- _Data shown_:
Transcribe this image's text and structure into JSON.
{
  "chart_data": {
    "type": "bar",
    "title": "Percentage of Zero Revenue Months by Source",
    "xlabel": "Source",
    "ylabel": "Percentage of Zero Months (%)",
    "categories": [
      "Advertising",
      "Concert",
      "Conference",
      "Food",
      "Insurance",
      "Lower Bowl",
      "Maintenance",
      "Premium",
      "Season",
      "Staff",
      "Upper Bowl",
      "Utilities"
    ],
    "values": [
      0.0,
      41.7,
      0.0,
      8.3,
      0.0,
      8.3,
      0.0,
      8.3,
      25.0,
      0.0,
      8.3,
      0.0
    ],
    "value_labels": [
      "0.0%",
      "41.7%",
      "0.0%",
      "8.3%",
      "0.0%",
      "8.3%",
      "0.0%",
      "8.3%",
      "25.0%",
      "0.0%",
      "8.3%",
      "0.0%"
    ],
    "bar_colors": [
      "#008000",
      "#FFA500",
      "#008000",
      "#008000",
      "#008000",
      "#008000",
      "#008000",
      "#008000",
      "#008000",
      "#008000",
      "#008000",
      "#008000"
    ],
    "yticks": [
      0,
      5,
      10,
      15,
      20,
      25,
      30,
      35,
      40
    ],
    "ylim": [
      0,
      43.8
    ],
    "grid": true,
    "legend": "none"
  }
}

- _What to produce_:
Using the entries above, find all lines with "Zero". Copy them.

- _Complete answer_:
    "title": "Percentage of Zero Revenue Months by Source",
    "ylabel": "Percentage of Zero Months (%)",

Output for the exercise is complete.